_Belge bölümü_
***

Türk kültürüne nasıl hizmet edilir?
- GİRİŞ20.08.2025 09:17
- GÜNCELLEME20.08.2025 09:17
Türklerde vakıflar, töre ve yardımlaşma kültürünün merkezidir. İslâm’ın sadakâ-i cariye anlayışıyla birleşmesi sonucu özellikle Osmanlı’da zirveye çıkmış ve bu anlayış medeniyet inşa eden bir kurumsal yapı olarak bugünlere kadar gelmiştir.
İslâm öncesi şölen, toy, yağış gibi geleneklerle başlayan, ardından adak adama, hayır işleri yapma şekline dönüşen vakıfçılık geleneği İslâmiyet’ten sonra ‘sadakâ-i cariye’ anlayışının hâkim olmasıyla birlikte hukukî bir zemine de oturmuş, özellikle Karahanlılar döneminde vakıfçılık çok yaygınlaşmıştı.
Selçuklular döneminde inşa edilen kervansaraylar, medreseler, köprüler, camilerle birlikte devletin yükünü sivilleştirerek önemli bir görev üstlenen vakıflar, Osmanlı’da da eğitim (medrese, kütüphane), sağlık (dârüşşifa, imarethâne), ulaşım (köprü, yol, han, çeşme), sosyal yardımlar (yetim, dul, hasta, köle azadı), hayvan hakları (kuş evleri, hayvan barınakları) ile zirveye ulaşmış ve 600 yıllık bu devreye ‘vakıf medeniyeti’ dönemi denmiştir.
Cumhuriyet’la birlikte, 1924’te, Şeriye ve Evkaf Vekaleti kaldırılarak Vakıflar Genel Müdürlüğü kurulmuş, sosyal devlet anlayışının ortaya çıkmasıyla da vakıfçılık daha çok sivil toplum kuruluşları ve dernekler aracılığıyla hizmet vermeye devam etmiştir.-
Bizim medeniyetimizde vakıf, toplumsal eşitsizlikleri ortadan kaldıran, sosyal adaletin tesis edilmesine katkı sunan, şehirleşme ile birlikte kültür ve sanatın gelişmesinde büyük hizmetleri olan kurumlardır.

***

_Girdi verileri_
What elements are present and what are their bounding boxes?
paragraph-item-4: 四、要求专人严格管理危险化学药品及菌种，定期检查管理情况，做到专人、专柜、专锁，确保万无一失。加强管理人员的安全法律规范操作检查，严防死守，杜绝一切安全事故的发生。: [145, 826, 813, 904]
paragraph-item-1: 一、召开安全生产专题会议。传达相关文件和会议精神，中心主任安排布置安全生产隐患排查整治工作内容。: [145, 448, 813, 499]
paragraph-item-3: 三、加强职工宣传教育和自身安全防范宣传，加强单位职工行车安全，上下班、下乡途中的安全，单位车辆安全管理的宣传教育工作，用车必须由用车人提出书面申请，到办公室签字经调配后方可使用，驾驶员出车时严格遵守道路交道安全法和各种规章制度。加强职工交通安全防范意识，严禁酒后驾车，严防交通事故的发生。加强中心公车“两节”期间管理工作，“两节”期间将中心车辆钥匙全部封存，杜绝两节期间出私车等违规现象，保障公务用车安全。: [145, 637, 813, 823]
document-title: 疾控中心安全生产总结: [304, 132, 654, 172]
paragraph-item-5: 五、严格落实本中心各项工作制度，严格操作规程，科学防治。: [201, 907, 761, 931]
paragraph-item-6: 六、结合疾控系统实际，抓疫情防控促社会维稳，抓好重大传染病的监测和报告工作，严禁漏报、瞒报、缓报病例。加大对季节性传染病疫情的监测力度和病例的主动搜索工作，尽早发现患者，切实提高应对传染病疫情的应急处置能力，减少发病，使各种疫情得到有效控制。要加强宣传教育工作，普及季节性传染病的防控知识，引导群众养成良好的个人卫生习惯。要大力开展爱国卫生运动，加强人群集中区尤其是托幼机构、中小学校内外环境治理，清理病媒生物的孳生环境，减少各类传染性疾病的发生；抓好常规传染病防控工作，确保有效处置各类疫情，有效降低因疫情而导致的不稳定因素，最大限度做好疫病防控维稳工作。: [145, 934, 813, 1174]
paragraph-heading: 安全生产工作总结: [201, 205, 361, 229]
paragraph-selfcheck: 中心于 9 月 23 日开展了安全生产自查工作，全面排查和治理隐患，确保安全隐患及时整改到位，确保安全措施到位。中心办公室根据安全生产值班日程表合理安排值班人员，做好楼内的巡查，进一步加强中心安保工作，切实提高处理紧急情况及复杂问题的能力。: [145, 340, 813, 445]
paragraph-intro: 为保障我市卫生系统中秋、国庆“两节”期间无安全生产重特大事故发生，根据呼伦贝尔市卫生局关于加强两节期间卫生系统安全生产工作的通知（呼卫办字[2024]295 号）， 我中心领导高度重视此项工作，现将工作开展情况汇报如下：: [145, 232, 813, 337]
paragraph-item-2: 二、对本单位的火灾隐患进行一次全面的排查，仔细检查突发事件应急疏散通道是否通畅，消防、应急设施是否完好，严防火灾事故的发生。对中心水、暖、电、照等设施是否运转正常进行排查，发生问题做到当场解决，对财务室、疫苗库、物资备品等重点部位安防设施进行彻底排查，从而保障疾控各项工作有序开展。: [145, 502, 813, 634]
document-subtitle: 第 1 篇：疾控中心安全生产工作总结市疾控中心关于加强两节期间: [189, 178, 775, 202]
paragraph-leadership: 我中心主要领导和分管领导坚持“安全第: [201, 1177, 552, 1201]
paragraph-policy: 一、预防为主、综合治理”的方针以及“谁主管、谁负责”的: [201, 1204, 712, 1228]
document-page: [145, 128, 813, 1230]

***

_İstenenler_
(A) Vakıflarla ilgili metne göre Osmanlı'da vakıfların zirveye ulaştığı alanların hepsini sıralayın.
(B) Kayıtları ilk satırdan başlayarak yeniden yazın ve "232, 813, 337]" ifadesini içeren satırı da yazdıktan sonra durun.
Metin ile kayıtlar ayrı kaynaklardan alınmıştır.

_Görev sonuçları_
(A) Eğitim, sağlık, ulaşım, sosyal yardımlar, hayvan hakları

(B)
What elements are present and what are their bounding boxes?
paragraph-item-4: 四、要求专人严格管理危险化学药品及菌种，定期检查管理情况，做到专人、专柜、专锁，确保万无一失。加强管理人员的安全法律规范操作检查，严防死守，杜绝一切安全事故的发生。: [145, 826, 813, 904]
paragraph-item-1: 一、召开安全生产专题会议。传达相关文件和会议精神，中心主任安排布置安全生产隐患排查整治工作内容。: [145, 448, 813, 499]
paragraph-item-3: 三、加强职工宣传教育和自身安全防范宣传，加强单位职工行车安全，上下班、下乡途中的安全，单位车辆安全管理的宣传教育工作，用车必须由用车人提出书面申请，到办公室签字经调配后方可使用，驾驶员出车时严格遵守道路交道安全法和各种规章制度。加强职工交通安全防范意识，严禁酒后驾车，严防交通事故的发生。加强中心公车“两节”期间管理工作，“两节”期间将中心车辆钥匙全部封存，杜绝两节期间出私车等违规现象，保障公务用车安全。: [145, 637, 813, 823]
document-title: 疾控中心安全生产总结: [304, 132, 654, 172]
paragraph-item-5: 五、严格落实本中心各项工作制度，严格操作规程，科学防治。: [201, 907, 761, 931]
paragraph-item-6: 六、结合疾控系统实际，抓疫情防控促社会维稳，抓好重大传染病的监测和报告工作，严禁漏报、瞒报、缓报病例。加大对季节性传染病疫情的监测力度和病例的主动搜索工作，尽早发现患者，切实提高应对传染病疫情的应急处置能力，减少发病，使各种疫情得到有效控制。要加强宣传教育工作，普及季节性传染病的防控知识，引导群众养成良好的个人卫生习惯。要大力开展爱国卫生运动，加强人群集中区尤其是托幼机构、中小学校内外环境治理，清理病媒生物的孳生环境，减少各类传染性疾病的发生；抓好常规传染病防控工作，确保有效处置各类疫情，有效降低因疫情而导致的不稳定因素，最大限度做好疫病防控维稳工作。: [145, 934, 813, 1174]
paragraph-heading: 安全生产工作总结: [201, 205, 361, 229]
paragraph-selfcheck: 中心于 9 月 23 日开展了安全生产自查工作，全面排查和治理隐患，确保安全隐患及时整改到位，确保安全措施到位。中心办公室根据安全生产值班日程表合理安排值班人员，做好楼内的巡查，进一步加强中心安保工作，切实提高处理紧急情况及复杂问题的能力。: [145, 340, 813, 445]
paragraph-intro: 为保障我市卫生系统中秋、国庆“两节”期间无安全生产重特大事故发生，根据呼伦贝尔市卫生局关于加强两节期间卫生系统安全生产工作的通知（呼卫办字[2024]295 号）， 我中心领导高度重视此项工作，现将工作开展情况汇报如下：: [145, 232, 813, 337]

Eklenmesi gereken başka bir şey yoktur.